** start Extracted data **

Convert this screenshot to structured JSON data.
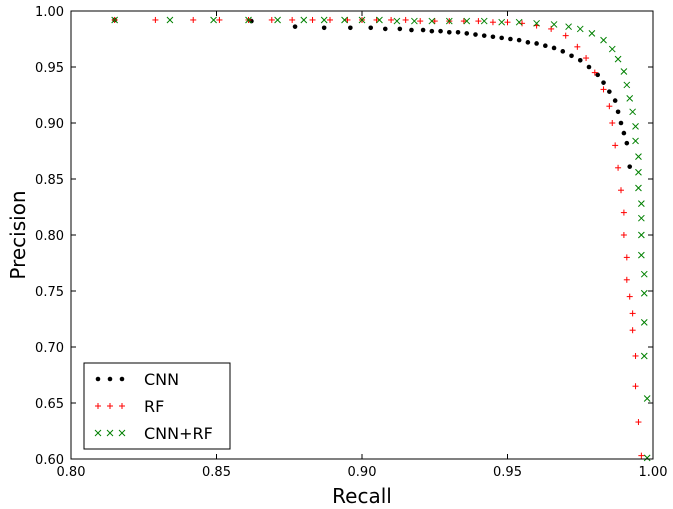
{
  "chart_data": {
    "type": "scatter",
    "title": "",
    "xlabel": "Recall",
    "ylabel": "Precision",
    "xlim": [
      0.8,
      1.0
    ],
    "ylim": [
      0.6,
      1.0
    ],
    "x_ticks": [
      "0.80",
      "0.85",
      "0.90",
      "0.95",
      "1.00"
    ],
    "y_ticks": [
      "0.60",
      "0.65",
      "0.70",
      "0.75",
      "0.80",
      "0.85",
      "0.90",
      "0.95",
      "1.00"
    ],
    "grid": false,
    "legend_position": "bottom-left",
    "series": [
      {
        "name": "CNN",
        "color": "#000000",
        "marker": "dot",
        "points": [
          [
            0.815,
            0.992
          ],
          [
            0.862,
            0.991
          ],
          [
            0.877,
            0.986
          ],
          [
            0.887,
            0.985
          ],
          [
            0.896,
            0.985
          ],
          [
            0.903,
            0.985
          ],
          [
            0.908,
            0.984
          ],
          [
            0.913,
            0.984
          ],
          [
            0.917,
            0.983
          ],
          [
            0.921,
            0.983
          ],
          [
            0.924,
            0.982
          ],
          [
            0.927,
            0.982
          ],
          [
            0.93,
            0.981
          ],
          [
            0.933,
            0.981
          ],
          [
            0.936,
            0.98
          ],
          [
            0.939,
            0.979
          ],
          [
            0.942,
            0.978
          ],
          [
            0.945,
            0.977
          ],
          [
            0.948,
            0.976
          ],
          [
            0.951,
            0.975
          ],
          [
            0.954,
            0.974
          ],
          [
            0.957,
            0.972
          ],
          [
            0.96,
            0.971
          ],
          [
            0.963,
            0.969
          ],
          [
            0.966,
            0.967
          ],
          [
            0.969,
            0.964
          ],
          [
            0.972,
            0.96
          ],
          [
            0.975,
            0.956
          ],
          [
            0.978,
            0.95
          ],
          [
            0.981,
            0.943
          ],
          [
            0.983,
            0.936
          ],
          [
            0.985,
            0.928
          ],
          [
            0.987,
            0.92
          ],
          [
            0.988,
            0.91
          ],
          [
            0.989,
            0.9
          ],
          [
            0.99,
            0.891
          ],
          [
            0.991,
            0.882
          ],
          [
            0.992,
            0.861
          ]
        ]
      },
      {
        "name": "RF",
        "color": "#ff0000",
        "marker": "plus",
        "points": [
          [
            0.815,
            0.992
          ],
          [
            0.829,
            0.992
          ],
          [
            0.842,
            0.992
          ],
          [
            0.851,
            0.992
          ],
          [
            0.861,
            0.992
          ],
          [
            0.869,
            0.992
          ],
          [
            0.876,
            0.992
          ],
          [
            0.883,
            0.992
          ],
          [
            0.889,
            0.992
          ],
          [
            0.895,
            0.992
          ],
          [
            0.9,
            0.992
          ],
          [
            0.905,
            0.992
          ],
          [
            0.91,
            0.992
          ],
          [
            0.915,
            0.992
          ],
          [
            0.92,
            0.991
          ],
          [
            0.925,
            0.991
          ],
          [
            0.93,
            0.991
          ],
          [
            0.935,
            0.991
          ],
          [
            0.94,
            0.991
          ],
          [
            0.945,
            0.99
          ],
          [
            0.95,
            0.99
          ],
          [
            0.955,
            0.989
          ],
          [
            0.96,
            0.987
          ],
          [
            0.965,
            0.984
          ],
          [
            0.97,
            0.978
          ],
          [
            0.974,
            0.968
          ],
          [
            0.977,
            0.958
          ],
          [
            0.98,
            0.945
          ],
          [
            0.983,
            0.93
          ],
          [
            0.985,
            0.915
          ],
          [
            0.986,
            0.9
          ],
          [
            0.987,
            0.88
          ],
          [
            0.988,
            0.86
          ],
          [
            0.989,
            0.84
          ],
          [
            0.99,
            0.82
          ],
          [
            0.99,
            0.8
          ],
          [
            0.991,
            0.78
          ],
          [
            0.991,
            0.76
          ],
          [
            0.992,
            0.745
          ],
          [
            0.993,
            0.73
          ],
          [
            0.993,
            0.715
          ],
          [
            0.994,
            0.692
          ],
          [
            0.994,
            0.665
          ],
          [
            0.995,
            0.633
          ],
          [
            0.996,
            0.603
          ]
        ]
      },
      {
        "name": "CNN+RF",
        "color": "#008000",
        "marker": "x",
        "points": [
          [
            0.815,
            0.992
          ],
          [
            0.834,
            0.992
          ],
          [
            0.849,
            0.992
          ],
          [
            0.861,
            0.992
          ],
          [
            0.871,
            0.992
          ],
          [
            0.88,
            0.992
          ],
          [
            0.887,
            0.992
          ],
          [
            0.894,
            0.992
          ],
          [
            0.9,
            0.992
          ],
          [
            0.906,
            0.992
          ],
          [
            0.912,
            0.991
          ],
          [
            0.918,
            0.991
          ],
          [
            0.924,
            0.991
          ],
          [
            0.93,
            0.991
          ],
          [
            0.936,
            0.991
          ],
          [
            0.942,
            0.991
          ],
          [
            0.948,
            0.99
          ],
          [
            0.954,
            0.99
          ],
          [
            0.96,
            0.989
          ],
          [
            0.966,
            0.988
          ],
          [
            0.971,
            0.986
          ],
          [
            0.975,
            0.984
          ],
          [
            0.979,
            0.98
          ],
          [
            0.983,
            0.974
          ],
          [
            0.986,
            0.966
          ],
          [
            0.988,
            0.957
          ],
          [
            0.99,
            0.946
          ],
          [
            0.991,
            0.934
          ],
          [
            0.992,
            0.922
          ],
          [
            0.993,
            0.91
          ],
          [
            0.994,
            0.897
          ],
          [
            0.994,
            0.884
          ],
          [
            0.995,
            0.87
          ],
          [
            0.995,
            0.856
          ],
          [
            0.995,
            0.842
          ],
          [
            0.996,
            0.828
          ],
          [
            0.996,
            0.815
          ],
          [
            0.996,
            0.8
          ],
          [
            0.996,
            0.782
          ],
          [
            0.997,
            0.765
          ],
          [
            0.997,
            0.748
          ],
          [
            0.997,
            0.722
          ],
          [
            0.997,
            0.692
          ],
          [
            0.998,
            0.654
          ],
          [
            0.998,
            0.601
          ]
        ]
      }
    ]
  }
}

** end Extracted data **

● Exercise
Quote every record above exactly, leaving out any pictures.

● Task response
Convert this screenshot to structured JSON data.
{
  "chart_data": {
    "type": "scatter",
    "title": "",
    "xlabel": "Recall",
    "ylabel": "Precision",
    "xlim": [
      0.8,
      1.0
    ],
    "ylim": [
      0.6,
      1.0
    ],
    "x_ticks": [
      "0.80",
      "0.85",
      "0.90",
      "0.95",
      "1.00"
    ],
    "y_ticks": [
      "0.60",
      "0.65",
      "0.70",
      "0.75",
      "0.80",
      "0.85",
      "0.90",
      "0.95",
      "1.00"
    ],
    "grid": false,
    "legend_position": "bottom-left",
    "series": [
      {
        "name": "CNN",
        "color": "#000000",
        "marker": "dot",
        "points": [
          [
            0.815,
            0.992
          ],
          [
            0.862,
            0.991
          ],
          [
            0.877,
            0.986
          ],
          [
            0.887,
            0.985
          ],
          [
            0.896,
            0.985
          ],
          [
            0.903,
            0.985
          ],
          [
            0.908,
            0.984
          ],
          [
            0.913,
            0.984
          ],
          [
            0.917,
            0.983
          ],
          [
            0.921,
            0.983
          ],
          [
            0.924,
            0.982
          ],
          [
            0.927,
            0.982
          ],
          [
            0.93,
            0.981
          ],
          [
            0.933,
            0.981
          ],
          [
            0.936,
            0.98
          ],
          [
            0.939,
            0.979
          ],
          [
            0.942,
            0.978
          ],
          [
            0.945,
            0.977
          ],
          [
            0.948,
            0.976
          ],
          [
            0.951,
            0.975
          ],
          [
            0.954,
            0.974
          ],
          [
            0.957,
            0.972
          ],
          [
            0.96,
            0.971
          ],
          [
            0.963,
            0.969
          ],
          [
            0.966,
            0.967
          ],
          [
            0.969,
            0.964
          ],
          [
            0.972,
            0.96
          ],
          [
            0.975,
            0.956
          ],
          [
            0.978,
            0.95
          ],
          [
            0.981,
            0.943
          ],
          [
            0.983,
            0.936
          ],
          [
            0.985,
            0.928
          ],
          [
            0.987,
            0.92
          ],
          [
            0.988,
            0.91
          ],
          [
            0.989,
            0.9
          ],
          [
            0.99,
            0.891
          ],
          [
            0.991,
            0.882
          ],
          [
            0.992,
            0.861
          ]
        ]
      },
      {
        "name": "RF",
        "color": "#ff0000",
        "marker": "plus",
        "points": [
          [
            0.815,
            0.992
          ],
          [
            0.829,
            0.992
          ],
          [
            0.842,
            0.992
          ],
          [
            0.851,
            0.992
          ],
          [
            0.861,
            0.992
          ],
          [
            0.869,
            0.992
          ],
          [
            0.876,
            0.992
          ],
          [
            0.883,
            0.992
          ],
          [
            0.889,
            0.992
          ],
          [
            0.895,
            0.992
          ],
          [
            0.9,
            0.992
          ],
          [
            0.905,
            0.992
          ],
          [
            0.91,
            0.992
          ],
          [
            0.915,
            0.992
          ],
          [
            0.92,
            0.991
          ],
          [
            0.925,
            0.991
          ],
          [
            0.93,
            0.991
          ],
          [
            0.935,
            0.991
          ],
          [
            0.94,
            0.991
          ],
          [
            0.945,
            0.99
          ],
          [
            0.95,
            0.99
          ],
          [
            0.955,
            0.989
          ],
          [
            0.96,
            0.987
          ],
          [
            0.965,
            0.984
          ],
          [
            0.97,
            0.978
          ],
          [
            0.974,
            0.968
          ],
          [
            0.977,
            0.958
          ],
          [
            0.98,
            0.945
          ],
          [
            0.983,
            0.93
          ],
          [
            0.985,
            0.915
          ],
          [
            0.986,
            0.9
          ],
          [
            0.987,
            0.88
          ],
          [
            0.988,
            0.86
          ],
          [
            0.989,
            0.84
          ],
          [
            0.99,
            0.82
          ],
          [
            0.99,
            0.8
          ],
          [
            0.991,
            0.78
          ],
          [
            0.991,
            0.76
          ],
          [
            0.992,
            0.745
          ],
          [
            0.993,
            0.73
          ],
          [
            0.993,
            0.715
          ],
          [
            0.994,
            0.692
          ],
          [
            0.994,
            0.665
          ],
          [
            0.995,
            0.633
          ],
          [
            0.996,
            0.603
          ]
        ]
      },
      {
        "name": "CNN+RF",
        "color": "#008000",
        "marker": "x",
        "points": [
          [
            0.815,
            0.992
          ],
          [
            0.834,
            0.992
          ],
          [
            0.849,
            0.992
          ],
          [
            0.861,
            0.992
          ],
          [
            0.871,
            0.992
          ],
          [
            0.88,
            0.992
          ],
          [
            0.887,
            0.992
          ],
          [
            0.894,
            0.992
          ],
          [
            0.9,
            0.992
          ],
          [
            0.906,
            0.992
          ],
          [
            0.912,
            0.991
          ],
          [
            0.918,
            0.991
          ],
          [
            0.924,
            0.991
          ],
          [
            0.93,
            0.991
          ],
          [
            0.936,
            0.991
          ],
          [
            0.942,
            0.991
          ],
          [
            0.948,
            0.99
          ],
          [
            0.954,
            0.99
          ],
          [
            0.96,
            0.989
          ],
          [
            0.966,
            0.988
          ],
          [
            0.971,
            0.986
          ],
          [
            0.975,
            0.984
          ],
          [
            0.979,
            0.98
          ],
          [
            0.983,
            0.974
          ],
          [
            0.986,
            0.966
          ],
          [
            0.988,
            0.957
          ],
          [
            0.99,
            0.946
          ],
          [
            0.991,
            0.934
          ],
          [
            0.992,
            0.922
          ],
          [
            0.993,
            0.91
          ],
          [
            0.994,
            0.897
          ],
          [
            0.994,
            0.884
          ],
          [
            0.995,
            0.87
          ],
          [
            0.995,
            0.856
          ],
          [
            0.995,
            0.842
          ],
          [
            0.996,
            0.828
          ],
          [
            0.996,
            0.815
          ],
          [
            0.996,
            0.8
          ],
          [
            0.996,
            0.782
          ],
          [
            0.997,
            0.765
          ],
          [
            0.997,
            0.748
          ],
          [
            0.997,
            0.722
          ],
          [
            0.997,
            0.692
          ],
          [
            0.998,
            0.654
          ],
          [
            0.998,
            0.601
          ]
        ]
      }
    ]
  }
}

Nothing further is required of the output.